▶ [Written exercise]:
Collect every line that includes the string "closer".

# # # #

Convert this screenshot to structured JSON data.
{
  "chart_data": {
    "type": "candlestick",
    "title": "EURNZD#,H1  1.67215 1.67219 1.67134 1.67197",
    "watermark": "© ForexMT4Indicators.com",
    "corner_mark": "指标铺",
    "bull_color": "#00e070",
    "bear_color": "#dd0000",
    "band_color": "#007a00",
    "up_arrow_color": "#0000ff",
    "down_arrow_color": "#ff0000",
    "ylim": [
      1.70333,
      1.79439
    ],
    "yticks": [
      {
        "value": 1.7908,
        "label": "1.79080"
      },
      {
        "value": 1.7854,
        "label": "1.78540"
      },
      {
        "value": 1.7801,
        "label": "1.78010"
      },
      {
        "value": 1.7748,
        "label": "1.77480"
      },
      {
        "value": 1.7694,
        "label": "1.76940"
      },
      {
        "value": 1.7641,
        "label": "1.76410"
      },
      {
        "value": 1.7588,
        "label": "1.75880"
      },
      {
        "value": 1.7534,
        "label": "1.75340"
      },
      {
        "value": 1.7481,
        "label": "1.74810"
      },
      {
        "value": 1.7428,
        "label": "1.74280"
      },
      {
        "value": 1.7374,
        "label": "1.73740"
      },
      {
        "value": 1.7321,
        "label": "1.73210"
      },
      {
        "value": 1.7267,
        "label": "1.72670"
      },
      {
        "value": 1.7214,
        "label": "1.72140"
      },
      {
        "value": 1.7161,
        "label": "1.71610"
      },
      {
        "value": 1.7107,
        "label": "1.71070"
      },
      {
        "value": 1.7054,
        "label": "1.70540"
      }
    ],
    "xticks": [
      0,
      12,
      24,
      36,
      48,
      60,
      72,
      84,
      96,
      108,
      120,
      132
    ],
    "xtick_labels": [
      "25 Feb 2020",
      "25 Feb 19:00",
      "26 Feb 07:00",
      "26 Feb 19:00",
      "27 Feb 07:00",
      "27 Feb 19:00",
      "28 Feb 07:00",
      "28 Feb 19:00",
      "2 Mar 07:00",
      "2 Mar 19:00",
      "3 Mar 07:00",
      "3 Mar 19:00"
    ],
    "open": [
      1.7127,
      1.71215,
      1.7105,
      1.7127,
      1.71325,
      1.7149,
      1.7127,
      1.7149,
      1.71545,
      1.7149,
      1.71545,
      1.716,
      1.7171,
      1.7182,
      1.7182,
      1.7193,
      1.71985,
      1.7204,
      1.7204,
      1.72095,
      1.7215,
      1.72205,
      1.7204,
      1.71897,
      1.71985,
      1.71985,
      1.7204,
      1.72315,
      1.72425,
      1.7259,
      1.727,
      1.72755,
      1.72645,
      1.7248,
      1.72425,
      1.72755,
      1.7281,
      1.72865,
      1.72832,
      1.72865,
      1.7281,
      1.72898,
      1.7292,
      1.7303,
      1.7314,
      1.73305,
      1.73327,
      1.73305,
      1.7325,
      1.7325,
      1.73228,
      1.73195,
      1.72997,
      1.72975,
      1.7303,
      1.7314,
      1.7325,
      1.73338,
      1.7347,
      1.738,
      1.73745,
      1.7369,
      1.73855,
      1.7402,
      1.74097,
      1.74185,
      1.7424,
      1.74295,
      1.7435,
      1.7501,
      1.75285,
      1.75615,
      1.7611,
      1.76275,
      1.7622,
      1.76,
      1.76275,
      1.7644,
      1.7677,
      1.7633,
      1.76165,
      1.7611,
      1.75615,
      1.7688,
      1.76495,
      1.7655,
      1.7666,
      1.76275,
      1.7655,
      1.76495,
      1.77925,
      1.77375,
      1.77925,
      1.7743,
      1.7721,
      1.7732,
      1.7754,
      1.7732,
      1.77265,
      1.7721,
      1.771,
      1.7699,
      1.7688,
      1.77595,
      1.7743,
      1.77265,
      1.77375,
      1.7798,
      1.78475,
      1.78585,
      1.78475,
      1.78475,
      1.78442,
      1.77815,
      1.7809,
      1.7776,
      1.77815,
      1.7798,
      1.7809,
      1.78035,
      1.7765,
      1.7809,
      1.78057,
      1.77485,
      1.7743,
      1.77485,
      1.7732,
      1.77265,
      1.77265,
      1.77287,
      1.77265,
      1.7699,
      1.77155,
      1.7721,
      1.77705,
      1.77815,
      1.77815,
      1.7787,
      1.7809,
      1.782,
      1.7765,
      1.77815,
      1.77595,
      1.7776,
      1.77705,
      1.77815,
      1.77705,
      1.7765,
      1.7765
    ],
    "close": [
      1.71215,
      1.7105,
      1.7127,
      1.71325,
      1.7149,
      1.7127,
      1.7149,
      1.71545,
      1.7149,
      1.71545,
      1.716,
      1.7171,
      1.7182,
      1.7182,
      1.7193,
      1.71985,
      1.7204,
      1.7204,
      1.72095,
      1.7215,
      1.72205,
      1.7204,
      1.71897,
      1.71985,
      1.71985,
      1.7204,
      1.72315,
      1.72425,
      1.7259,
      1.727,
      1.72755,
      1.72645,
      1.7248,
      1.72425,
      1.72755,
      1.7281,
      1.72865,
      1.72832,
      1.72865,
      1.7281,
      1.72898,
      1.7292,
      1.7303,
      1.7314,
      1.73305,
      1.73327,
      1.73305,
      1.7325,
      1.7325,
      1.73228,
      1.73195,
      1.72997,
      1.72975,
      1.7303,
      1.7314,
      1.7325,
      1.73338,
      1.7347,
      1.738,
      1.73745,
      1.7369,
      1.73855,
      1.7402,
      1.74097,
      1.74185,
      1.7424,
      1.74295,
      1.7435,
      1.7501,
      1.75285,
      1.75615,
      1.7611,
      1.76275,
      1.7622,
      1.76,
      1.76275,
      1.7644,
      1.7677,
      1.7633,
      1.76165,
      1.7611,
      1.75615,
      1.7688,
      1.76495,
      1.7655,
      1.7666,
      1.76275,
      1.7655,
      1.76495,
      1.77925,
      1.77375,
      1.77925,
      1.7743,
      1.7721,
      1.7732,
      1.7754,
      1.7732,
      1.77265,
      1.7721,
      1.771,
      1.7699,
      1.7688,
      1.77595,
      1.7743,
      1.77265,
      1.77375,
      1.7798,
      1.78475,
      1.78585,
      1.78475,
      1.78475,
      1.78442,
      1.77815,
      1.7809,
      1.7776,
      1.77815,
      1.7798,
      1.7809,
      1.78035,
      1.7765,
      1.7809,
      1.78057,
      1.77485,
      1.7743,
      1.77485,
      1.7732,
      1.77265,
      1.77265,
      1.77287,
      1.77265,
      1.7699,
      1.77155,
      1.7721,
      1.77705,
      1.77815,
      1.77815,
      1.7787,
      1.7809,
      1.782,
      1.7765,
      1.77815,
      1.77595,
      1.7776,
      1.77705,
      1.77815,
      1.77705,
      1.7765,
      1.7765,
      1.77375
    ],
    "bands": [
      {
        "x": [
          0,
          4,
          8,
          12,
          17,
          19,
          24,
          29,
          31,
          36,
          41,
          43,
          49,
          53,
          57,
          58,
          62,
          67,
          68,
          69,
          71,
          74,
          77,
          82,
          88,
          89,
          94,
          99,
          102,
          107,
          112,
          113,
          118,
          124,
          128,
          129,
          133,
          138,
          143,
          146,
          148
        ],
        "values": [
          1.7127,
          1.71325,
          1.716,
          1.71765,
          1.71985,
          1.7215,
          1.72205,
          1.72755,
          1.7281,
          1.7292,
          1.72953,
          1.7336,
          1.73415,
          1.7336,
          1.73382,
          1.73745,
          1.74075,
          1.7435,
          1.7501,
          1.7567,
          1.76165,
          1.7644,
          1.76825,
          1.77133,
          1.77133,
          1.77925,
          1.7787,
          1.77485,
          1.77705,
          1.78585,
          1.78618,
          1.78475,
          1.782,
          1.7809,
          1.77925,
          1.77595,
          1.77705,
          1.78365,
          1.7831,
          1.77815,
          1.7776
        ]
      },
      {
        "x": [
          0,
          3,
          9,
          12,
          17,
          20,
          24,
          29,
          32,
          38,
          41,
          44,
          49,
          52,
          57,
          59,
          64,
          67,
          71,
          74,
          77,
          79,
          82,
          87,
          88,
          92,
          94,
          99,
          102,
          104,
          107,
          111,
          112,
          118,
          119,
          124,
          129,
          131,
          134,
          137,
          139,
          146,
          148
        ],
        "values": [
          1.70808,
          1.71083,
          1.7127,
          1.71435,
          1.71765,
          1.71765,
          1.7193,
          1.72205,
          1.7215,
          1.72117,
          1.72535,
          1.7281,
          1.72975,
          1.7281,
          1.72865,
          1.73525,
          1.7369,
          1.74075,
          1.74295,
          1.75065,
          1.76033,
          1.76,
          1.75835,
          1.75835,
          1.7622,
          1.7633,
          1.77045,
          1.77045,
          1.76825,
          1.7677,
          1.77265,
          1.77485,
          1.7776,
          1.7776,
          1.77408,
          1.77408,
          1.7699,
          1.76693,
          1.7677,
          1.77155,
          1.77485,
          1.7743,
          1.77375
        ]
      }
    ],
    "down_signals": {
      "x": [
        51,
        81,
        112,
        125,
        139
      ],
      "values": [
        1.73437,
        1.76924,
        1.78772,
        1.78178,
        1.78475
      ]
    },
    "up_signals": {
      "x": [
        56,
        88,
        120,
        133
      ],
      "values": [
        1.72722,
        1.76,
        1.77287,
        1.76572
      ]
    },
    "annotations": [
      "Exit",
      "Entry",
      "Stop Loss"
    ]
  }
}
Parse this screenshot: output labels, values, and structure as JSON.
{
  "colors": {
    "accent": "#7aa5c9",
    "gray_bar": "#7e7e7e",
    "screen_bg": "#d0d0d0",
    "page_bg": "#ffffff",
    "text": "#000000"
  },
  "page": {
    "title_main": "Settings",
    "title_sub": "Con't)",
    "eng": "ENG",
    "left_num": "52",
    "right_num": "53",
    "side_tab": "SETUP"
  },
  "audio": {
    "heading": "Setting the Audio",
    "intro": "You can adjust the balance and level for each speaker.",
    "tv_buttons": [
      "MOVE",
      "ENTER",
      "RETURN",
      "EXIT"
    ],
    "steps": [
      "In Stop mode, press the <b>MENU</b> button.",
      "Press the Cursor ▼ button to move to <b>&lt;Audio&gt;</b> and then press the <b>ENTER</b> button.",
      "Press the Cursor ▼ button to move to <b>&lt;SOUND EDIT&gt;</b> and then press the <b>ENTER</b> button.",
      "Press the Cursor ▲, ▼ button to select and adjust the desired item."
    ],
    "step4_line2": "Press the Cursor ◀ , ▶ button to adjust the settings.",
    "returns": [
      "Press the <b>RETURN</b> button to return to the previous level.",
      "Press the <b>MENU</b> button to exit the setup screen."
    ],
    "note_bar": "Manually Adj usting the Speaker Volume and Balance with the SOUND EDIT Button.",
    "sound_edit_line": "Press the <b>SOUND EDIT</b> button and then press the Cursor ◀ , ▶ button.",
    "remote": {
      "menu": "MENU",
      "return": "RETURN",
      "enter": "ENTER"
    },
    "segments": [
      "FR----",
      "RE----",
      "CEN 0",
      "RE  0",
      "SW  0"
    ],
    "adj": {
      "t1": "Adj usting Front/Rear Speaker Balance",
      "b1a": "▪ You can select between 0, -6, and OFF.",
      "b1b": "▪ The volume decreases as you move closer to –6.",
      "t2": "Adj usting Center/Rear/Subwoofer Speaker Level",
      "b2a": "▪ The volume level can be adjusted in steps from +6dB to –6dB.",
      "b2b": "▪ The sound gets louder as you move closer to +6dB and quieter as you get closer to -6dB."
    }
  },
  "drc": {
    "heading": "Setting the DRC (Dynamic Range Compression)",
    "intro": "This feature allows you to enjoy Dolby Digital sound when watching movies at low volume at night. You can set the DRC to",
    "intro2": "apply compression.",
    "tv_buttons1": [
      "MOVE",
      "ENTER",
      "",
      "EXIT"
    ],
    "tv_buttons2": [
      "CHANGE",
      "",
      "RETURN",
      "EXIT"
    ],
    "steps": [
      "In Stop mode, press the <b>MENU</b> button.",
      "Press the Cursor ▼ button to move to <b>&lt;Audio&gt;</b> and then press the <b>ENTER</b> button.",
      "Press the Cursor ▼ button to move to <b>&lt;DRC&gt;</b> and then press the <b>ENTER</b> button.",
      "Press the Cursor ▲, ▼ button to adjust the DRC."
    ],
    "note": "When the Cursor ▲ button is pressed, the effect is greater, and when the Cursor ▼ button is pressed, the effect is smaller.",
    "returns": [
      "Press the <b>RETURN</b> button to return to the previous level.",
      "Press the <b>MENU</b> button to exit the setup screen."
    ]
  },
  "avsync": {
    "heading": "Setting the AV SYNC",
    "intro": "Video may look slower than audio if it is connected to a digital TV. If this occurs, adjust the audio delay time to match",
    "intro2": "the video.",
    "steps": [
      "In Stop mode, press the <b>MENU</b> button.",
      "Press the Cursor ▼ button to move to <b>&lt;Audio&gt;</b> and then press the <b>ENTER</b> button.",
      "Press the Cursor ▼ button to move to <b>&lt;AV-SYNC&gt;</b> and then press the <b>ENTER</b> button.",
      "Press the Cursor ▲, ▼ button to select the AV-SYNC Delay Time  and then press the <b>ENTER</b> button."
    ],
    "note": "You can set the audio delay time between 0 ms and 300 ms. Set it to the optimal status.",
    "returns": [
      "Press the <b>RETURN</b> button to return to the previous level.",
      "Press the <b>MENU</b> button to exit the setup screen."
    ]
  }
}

# # # #

▶ [Written answer]:
      "b1b": "▪ The volume decreases as you move closer to –6.",
      "b2b": "▪ The sound gets louder as you move closer to +6dB and quieter as you get closer to -6dB."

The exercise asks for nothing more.